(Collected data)
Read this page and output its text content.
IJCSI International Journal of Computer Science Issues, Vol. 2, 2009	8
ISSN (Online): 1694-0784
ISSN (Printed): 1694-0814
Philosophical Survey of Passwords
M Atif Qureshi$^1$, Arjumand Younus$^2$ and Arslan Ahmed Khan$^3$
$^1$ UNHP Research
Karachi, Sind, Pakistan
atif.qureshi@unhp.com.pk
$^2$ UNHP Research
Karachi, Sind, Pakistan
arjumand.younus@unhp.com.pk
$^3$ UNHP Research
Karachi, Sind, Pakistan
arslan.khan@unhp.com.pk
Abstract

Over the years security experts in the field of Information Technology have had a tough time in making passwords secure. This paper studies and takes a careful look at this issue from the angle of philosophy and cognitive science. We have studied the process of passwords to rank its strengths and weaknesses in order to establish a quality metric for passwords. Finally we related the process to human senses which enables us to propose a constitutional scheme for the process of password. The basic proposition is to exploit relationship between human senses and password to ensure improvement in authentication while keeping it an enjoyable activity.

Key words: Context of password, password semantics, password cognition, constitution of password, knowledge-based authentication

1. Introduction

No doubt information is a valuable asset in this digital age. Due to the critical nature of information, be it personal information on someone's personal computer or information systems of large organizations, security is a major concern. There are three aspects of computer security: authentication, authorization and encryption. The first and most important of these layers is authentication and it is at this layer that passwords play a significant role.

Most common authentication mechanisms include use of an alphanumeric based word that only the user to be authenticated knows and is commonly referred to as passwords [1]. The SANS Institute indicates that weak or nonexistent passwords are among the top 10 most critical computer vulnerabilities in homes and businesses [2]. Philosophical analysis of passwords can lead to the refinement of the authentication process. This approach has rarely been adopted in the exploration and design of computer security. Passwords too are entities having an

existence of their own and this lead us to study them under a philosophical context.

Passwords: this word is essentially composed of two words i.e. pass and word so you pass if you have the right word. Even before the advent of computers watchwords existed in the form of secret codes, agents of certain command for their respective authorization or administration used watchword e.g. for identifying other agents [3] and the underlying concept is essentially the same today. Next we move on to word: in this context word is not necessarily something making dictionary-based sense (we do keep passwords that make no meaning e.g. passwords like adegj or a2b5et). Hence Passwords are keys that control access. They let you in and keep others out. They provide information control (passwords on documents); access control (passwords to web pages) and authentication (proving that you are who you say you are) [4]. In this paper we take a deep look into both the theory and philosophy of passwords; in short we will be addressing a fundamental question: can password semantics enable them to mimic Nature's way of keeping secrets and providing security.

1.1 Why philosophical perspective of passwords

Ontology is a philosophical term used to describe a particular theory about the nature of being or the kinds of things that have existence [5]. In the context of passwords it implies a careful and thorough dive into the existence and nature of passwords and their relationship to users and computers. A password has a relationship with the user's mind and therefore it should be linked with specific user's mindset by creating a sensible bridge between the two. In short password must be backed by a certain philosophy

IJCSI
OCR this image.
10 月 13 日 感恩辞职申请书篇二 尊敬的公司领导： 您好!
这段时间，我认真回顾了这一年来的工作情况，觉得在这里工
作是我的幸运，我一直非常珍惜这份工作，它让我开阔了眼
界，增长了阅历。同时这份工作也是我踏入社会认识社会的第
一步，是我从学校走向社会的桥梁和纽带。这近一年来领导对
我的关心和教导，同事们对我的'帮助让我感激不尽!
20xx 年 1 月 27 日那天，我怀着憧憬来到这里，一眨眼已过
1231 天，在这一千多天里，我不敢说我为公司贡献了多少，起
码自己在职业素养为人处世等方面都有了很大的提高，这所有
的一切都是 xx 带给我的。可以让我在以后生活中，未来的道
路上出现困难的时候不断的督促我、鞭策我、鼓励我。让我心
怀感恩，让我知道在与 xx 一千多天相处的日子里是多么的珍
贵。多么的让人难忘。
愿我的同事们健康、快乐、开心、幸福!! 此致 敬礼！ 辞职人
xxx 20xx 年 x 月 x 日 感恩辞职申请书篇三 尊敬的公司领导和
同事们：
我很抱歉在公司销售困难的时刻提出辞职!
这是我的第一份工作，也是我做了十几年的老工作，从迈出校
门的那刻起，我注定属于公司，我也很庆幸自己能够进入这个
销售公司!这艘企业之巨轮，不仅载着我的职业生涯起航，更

## What is being asked
Show all lines from the data above in which the word "Research" appears.

## Answer to this task
$^1$ UNHP Research
$^2$ UNHP Research
$^3$ UNHP Research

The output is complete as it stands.